== INPUT FOR THIS TASK
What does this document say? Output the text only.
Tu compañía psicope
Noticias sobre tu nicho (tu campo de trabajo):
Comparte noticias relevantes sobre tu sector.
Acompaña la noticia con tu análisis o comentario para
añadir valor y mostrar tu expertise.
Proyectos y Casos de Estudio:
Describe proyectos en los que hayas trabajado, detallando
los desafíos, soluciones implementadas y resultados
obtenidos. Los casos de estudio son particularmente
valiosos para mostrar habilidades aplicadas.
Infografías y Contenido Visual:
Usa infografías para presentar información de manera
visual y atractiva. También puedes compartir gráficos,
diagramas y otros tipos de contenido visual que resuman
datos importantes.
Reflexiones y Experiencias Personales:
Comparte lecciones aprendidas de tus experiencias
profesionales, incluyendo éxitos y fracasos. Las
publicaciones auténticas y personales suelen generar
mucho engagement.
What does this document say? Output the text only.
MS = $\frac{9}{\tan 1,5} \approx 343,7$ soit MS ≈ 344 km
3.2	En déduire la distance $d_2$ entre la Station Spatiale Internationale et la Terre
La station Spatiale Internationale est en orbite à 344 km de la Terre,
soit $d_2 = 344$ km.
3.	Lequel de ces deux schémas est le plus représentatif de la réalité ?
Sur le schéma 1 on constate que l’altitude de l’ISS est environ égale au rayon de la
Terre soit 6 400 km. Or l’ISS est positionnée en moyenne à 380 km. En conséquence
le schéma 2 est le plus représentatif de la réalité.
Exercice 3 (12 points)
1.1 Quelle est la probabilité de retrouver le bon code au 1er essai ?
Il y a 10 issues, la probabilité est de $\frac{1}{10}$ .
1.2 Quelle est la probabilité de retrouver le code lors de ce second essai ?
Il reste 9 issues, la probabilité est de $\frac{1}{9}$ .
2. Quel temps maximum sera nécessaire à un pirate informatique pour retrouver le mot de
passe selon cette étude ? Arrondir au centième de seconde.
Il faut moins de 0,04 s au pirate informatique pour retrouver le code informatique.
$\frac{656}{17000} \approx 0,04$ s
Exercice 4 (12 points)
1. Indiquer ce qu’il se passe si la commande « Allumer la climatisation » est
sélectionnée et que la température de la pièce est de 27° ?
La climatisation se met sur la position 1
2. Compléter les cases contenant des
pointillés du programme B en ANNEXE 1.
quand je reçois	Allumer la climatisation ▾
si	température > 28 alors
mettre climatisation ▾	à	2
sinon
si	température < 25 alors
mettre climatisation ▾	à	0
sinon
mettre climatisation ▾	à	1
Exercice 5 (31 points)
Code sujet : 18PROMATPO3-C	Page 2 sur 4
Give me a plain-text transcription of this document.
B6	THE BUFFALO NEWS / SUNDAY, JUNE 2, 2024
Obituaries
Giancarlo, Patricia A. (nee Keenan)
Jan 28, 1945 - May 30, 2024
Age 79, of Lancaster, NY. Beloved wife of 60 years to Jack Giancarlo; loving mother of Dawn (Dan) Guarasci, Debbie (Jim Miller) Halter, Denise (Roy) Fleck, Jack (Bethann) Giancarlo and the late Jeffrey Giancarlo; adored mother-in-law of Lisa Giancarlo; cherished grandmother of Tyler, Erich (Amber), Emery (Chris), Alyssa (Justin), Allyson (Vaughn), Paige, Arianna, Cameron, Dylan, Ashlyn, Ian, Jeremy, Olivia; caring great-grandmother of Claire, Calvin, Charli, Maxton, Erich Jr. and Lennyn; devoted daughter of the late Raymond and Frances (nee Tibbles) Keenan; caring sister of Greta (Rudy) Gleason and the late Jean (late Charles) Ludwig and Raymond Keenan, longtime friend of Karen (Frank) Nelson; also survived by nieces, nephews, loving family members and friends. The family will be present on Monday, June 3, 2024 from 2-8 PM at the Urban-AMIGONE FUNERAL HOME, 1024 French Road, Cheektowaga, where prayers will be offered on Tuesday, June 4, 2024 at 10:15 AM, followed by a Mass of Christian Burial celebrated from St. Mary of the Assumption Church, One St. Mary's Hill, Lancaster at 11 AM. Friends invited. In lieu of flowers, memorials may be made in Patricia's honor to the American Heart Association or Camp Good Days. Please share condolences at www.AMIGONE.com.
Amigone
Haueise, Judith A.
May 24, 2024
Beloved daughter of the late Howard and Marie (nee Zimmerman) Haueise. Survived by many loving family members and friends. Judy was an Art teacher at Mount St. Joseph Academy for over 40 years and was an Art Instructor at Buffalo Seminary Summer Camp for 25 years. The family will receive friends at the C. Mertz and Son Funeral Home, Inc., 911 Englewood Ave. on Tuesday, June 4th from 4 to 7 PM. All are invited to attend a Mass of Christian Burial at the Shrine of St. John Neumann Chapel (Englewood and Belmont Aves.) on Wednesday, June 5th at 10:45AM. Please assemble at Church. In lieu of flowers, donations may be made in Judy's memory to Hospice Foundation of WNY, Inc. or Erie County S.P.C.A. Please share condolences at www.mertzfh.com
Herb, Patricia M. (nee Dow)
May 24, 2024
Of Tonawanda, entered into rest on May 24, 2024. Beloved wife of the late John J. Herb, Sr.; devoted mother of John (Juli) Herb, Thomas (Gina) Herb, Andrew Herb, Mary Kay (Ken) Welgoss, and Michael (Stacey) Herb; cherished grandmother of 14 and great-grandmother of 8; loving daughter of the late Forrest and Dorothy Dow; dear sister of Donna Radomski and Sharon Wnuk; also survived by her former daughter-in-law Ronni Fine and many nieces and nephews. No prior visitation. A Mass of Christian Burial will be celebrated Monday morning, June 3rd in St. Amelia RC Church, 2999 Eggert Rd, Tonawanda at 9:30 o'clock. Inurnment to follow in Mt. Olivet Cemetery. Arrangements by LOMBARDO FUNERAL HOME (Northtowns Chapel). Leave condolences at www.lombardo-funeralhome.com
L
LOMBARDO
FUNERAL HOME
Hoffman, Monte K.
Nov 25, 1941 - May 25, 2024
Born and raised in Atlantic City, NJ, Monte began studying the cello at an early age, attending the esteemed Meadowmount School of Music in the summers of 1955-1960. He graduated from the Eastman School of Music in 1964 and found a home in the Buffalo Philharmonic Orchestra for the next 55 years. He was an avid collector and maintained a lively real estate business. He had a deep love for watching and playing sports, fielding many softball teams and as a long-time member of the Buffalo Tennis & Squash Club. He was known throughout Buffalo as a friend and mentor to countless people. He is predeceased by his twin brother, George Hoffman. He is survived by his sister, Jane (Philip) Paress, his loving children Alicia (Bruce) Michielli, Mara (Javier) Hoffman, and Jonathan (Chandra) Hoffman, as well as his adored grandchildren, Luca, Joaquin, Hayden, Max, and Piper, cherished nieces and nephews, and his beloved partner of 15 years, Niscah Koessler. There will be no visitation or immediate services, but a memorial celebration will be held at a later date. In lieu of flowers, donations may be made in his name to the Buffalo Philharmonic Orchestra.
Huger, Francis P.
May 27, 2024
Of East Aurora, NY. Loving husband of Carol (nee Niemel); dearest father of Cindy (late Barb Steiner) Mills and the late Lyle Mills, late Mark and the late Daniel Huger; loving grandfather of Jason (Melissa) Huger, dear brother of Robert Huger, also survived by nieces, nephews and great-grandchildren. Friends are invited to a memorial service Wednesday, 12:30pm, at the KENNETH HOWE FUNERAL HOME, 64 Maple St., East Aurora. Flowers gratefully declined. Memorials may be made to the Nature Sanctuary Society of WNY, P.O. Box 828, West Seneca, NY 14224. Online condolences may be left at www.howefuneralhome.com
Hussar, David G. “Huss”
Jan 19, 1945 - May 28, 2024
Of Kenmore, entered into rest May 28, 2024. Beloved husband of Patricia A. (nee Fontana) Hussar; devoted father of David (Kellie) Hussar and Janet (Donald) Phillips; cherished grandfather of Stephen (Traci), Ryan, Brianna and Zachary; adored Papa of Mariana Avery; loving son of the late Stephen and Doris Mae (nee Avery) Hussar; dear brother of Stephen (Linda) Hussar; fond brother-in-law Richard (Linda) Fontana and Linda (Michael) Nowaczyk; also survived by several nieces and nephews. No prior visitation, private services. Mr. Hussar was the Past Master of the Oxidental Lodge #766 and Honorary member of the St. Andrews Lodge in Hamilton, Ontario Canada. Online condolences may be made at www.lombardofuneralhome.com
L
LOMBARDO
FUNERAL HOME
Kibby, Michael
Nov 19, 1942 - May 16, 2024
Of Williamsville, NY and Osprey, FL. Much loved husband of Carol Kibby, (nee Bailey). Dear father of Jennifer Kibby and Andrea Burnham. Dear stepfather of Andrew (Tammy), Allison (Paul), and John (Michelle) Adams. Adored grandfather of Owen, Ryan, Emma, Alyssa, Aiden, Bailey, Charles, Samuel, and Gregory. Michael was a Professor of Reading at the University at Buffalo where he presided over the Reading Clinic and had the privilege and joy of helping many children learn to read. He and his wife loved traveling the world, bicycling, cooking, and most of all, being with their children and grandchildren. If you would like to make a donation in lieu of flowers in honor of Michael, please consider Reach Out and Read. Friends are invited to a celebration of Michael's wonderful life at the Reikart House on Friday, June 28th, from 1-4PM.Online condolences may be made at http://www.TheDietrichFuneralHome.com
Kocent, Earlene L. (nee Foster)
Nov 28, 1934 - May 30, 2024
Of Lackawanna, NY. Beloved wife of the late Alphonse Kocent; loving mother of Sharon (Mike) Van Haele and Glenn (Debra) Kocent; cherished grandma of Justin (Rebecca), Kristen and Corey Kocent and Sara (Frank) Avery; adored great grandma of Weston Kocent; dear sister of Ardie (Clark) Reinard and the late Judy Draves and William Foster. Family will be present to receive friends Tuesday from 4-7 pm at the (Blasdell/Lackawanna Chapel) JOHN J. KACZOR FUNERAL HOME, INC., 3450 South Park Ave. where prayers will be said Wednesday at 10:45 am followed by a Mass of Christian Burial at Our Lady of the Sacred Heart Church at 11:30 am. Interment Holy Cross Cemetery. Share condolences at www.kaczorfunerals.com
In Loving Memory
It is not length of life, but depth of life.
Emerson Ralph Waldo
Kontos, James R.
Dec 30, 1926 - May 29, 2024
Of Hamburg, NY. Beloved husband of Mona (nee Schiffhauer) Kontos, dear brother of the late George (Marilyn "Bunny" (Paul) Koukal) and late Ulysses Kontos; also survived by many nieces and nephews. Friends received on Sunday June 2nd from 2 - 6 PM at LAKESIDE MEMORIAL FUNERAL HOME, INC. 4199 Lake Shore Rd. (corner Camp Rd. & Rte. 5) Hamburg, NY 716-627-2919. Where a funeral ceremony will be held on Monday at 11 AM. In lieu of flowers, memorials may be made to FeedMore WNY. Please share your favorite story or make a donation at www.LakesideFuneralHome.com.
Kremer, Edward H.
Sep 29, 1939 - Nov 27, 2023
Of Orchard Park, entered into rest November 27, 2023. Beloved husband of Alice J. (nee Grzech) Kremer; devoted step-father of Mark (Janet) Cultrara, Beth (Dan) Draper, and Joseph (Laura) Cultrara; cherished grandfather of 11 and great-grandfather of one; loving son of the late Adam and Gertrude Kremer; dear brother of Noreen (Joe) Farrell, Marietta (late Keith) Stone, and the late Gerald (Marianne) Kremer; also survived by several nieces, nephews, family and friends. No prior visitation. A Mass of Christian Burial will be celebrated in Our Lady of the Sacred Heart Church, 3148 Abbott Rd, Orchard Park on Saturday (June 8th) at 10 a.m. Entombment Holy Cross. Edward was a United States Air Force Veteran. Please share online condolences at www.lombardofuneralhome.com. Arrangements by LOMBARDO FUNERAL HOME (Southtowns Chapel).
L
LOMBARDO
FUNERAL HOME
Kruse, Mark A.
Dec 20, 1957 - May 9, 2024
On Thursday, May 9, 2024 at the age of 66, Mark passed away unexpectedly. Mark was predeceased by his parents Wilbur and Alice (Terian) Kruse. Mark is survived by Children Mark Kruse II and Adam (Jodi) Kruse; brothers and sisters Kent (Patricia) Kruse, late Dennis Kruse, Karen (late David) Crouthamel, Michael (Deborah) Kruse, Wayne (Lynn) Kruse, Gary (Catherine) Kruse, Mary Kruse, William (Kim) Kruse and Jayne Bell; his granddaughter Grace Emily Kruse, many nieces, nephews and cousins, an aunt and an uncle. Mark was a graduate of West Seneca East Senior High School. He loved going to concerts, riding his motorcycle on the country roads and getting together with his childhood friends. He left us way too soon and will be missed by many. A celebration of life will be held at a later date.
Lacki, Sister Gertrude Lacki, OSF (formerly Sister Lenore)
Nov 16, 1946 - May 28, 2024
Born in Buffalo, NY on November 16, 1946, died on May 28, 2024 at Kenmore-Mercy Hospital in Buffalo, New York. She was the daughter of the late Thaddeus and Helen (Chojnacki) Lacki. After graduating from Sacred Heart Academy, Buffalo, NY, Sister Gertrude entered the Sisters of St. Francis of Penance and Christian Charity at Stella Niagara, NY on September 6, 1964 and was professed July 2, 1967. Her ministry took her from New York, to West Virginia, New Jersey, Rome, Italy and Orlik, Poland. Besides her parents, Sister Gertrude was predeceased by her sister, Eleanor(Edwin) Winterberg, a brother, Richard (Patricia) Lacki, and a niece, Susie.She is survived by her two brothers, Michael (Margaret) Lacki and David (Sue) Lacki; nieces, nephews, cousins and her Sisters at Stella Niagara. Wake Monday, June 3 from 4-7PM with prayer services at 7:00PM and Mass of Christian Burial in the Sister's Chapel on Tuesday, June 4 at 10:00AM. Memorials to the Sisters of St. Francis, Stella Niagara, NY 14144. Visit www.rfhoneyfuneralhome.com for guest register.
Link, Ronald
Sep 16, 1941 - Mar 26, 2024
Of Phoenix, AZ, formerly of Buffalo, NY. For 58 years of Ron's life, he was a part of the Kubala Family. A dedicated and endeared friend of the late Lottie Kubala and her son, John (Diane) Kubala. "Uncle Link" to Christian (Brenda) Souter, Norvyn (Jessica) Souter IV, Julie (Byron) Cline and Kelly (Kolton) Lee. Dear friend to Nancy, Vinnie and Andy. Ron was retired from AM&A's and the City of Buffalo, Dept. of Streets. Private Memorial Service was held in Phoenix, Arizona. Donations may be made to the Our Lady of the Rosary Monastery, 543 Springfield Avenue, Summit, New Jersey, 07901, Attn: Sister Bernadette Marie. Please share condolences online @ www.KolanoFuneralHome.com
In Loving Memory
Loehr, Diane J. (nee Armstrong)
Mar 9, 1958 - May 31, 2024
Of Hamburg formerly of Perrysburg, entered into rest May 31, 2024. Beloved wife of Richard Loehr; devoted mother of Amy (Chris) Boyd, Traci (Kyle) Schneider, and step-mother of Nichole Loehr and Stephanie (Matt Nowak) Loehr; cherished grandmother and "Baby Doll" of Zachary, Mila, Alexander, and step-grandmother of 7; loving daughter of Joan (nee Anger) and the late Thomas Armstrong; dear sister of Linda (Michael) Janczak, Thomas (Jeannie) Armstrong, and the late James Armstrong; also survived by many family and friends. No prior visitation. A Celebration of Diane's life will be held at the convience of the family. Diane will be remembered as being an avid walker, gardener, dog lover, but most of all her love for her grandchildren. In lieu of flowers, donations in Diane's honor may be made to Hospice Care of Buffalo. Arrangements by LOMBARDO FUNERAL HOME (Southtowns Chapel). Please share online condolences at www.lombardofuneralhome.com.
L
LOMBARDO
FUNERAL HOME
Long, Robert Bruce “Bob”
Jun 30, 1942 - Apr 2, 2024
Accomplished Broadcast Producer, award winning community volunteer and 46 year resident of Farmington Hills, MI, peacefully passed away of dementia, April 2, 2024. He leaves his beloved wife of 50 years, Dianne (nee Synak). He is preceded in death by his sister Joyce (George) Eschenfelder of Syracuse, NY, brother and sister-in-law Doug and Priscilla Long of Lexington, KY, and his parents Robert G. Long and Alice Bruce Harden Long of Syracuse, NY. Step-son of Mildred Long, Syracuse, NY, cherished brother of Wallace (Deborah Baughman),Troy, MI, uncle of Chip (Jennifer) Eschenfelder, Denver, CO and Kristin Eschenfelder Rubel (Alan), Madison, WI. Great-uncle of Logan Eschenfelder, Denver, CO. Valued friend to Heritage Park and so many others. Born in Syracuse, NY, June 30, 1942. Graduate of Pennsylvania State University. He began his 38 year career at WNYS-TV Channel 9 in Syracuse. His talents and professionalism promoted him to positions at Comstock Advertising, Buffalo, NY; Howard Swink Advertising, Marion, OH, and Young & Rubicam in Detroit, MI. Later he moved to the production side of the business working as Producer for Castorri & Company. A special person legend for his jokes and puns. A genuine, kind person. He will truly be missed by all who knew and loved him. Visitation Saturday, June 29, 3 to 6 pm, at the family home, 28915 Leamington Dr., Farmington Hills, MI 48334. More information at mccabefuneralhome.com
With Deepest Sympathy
====
> _JOB_:
Go through the records. Copy each line where "alors" appears.

> _EXERCISE OUTPUT_:
si	température > 28 alors
si	température < 25 alors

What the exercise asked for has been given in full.